● PROBLEM REQUIREMENTS
Restate the complete material exactly.

● Entries with figure data
****

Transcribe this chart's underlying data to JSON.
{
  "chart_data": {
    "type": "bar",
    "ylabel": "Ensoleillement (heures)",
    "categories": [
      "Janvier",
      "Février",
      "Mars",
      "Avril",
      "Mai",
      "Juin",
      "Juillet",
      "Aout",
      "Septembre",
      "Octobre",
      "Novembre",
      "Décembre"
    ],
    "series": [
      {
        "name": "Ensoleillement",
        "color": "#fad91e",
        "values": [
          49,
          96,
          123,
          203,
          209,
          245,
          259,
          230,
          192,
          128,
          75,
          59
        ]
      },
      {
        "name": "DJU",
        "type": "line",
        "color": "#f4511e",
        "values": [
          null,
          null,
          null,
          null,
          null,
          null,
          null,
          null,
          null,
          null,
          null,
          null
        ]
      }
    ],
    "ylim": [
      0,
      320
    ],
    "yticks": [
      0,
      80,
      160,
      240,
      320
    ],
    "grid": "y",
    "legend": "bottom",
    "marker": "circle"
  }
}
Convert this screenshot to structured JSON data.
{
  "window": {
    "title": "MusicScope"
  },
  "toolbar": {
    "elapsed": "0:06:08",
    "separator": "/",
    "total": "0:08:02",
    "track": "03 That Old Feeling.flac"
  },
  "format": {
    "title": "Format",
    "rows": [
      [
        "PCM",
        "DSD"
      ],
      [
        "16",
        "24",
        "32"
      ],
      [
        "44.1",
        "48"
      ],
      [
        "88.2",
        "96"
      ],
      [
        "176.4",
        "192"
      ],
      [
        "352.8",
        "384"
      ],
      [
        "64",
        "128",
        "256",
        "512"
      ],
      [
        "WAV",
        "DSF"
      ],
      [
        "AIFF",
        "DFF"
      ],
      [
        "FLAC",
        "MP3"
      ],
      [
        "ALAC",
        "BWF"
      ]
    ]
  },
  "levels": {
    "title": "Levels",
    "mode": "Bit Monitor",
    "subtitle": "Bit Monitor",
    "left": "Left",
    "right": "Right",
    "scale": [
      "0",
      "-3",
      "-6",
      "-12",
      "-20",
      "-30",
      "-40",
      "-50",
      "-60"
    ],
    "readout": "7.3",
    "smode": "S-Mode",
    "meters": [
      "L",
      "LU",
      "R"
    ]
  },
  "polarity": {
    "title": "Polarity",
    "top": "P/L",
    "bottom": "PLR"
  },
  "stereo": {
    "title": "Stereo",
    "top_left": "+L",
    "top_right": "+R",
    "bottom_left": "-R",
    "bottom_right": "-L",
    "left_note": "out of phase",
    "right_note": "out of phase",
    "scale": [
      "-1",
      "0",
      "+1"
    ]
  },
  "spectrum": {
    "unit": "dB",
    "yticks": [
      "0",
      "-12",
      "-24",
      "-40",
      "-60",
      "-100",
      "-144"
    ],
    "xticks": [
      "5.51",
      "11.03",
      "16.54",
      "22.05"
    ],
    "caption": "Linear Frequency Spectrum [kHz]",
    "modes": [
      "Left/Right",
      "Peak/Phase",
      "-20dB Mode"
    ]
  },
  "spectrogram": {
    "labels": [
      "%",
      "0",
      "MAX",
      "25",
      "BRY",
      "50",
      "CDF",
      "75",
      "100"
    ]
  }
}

****

● RESULT FOR THIS TASK
Transcribe this chart's underlying data to JSON.
{
  "chart_data": {
    "type": "bar",
    "ylabel": "Ensoleillement (heures)",
    "categories": [
      "Janvier",
      "Février",
      "Mars",
      "Avril",
      "Mai",
      "Juin",
      "Juillet",
      "Aout",
      "Septembre",
      "Octobre",
      "Novembre",
      "Décembre"
    ],
    "series": [
      {
        "name": "Ensoleillement",
        "color": "#fad91e",
        "values": [
          49,
          96,
          123,
          203,
          209,
          245,
          259,
          230,
          192,
          128,
          75,
          59
        ]
      },
      {
        "name": "DJU",
        "type": "line",
        "color": "#f4511e",
        "values": [
          null,
          null,
          null,
          null,
          null,
          null,
          null,
          null,
          null,
          null,
          null,
          null
        ]
      }
    ],
    "ylim": [
      0,
      320
    ],
    "yticks": [
      0,
      80,
      160,
      240,
      320
    ],
    "grid": "y",
    "legend": "bottom",
    "marker": "circle"
  }
}
Convert this screenshot to structured JSON data.
{
  "window": {
    "title": "MusicScope"
  },
  "toolbar": {
    "elapsed": "0:06:08",
    "separator": "/",
    "total": "0:08:02",
    "track": "03 That Old Feeling.flac"
  },
  "format": {
    "title": "Format",
    "rows": [
      [
        "PCM",
        "DSD"
      ],
      [
        "16",
        "24",
        "32"
      ],
      [
        "44.1",
        "48"
      ],
      [
        "88.2",
        "96"
      ],
      [
        "176.4",
        "192"
      ],
      [
        "352.8",
        "384"
      ],
      [
        "64",
        "128",
        "256",
        "512"
      ],
      [
        "WAV",
        "DSF"
      ],
      [
        "AIFF",
        "DFF"
      ],
      [
        "FLAC",
        "MP3"
      ],
      [
        "ALAC",
        "BWF"
      ]
    ]
  },
  "levels": {
    "title": "Levels",
    "mode": "Bit Monitor",
    "subtitle": "Bit Monitor",
    "left": "Left",
    "right": "Right",
    "scale": [
      "0",
      "-3",
      "-6",
      "-12",
      "-20",
      "-30",
      "-40",
      "-50",
      "-60"
    ],
    "readout": "7.3",
    "smode": "S-Mode",
    "meters": [
      "L",
      "LU",
      "R"
    ]
  },
  "polarity": {
    "title": "Polarity",
    "top": "P/L",
    "bottom": "PLR"
  },
  "stereo": {
    "title": "Stereo",
    "top_left": "+L",
    "top_right": "+R",
    "bottom_left": "-R",
    "bottom_right": "-L",
    "left_note": "out of phase",
    "right_note": "out of phase",
    "scale": [
      "-1",
      "0",
      "+1"
    ]
  },
  "spectrum": {
    "unit": "dB",
    "yticks": [
      "0",
      "-12",
      "-24",
      "-40",
      "-60",
      "-100",
      "-144"
    ],
    "xticks": [
      "5.51",
      "11.03",
      "16.54",
      "22.05"
    ],
    "caption": "Linear Frequency Spectrum [kHz]",
    "modes": [
      "Left/Right",
      "Peak/Phase",
      "-20dB Mode"
    ]
  },
  "spectrogram": {
    "labels": [
      "%",
      "0",
      "MAX",
      "25",
      "BRY",
      "50",
      "CDF",
      "75",
      "100"
    ]
  }
}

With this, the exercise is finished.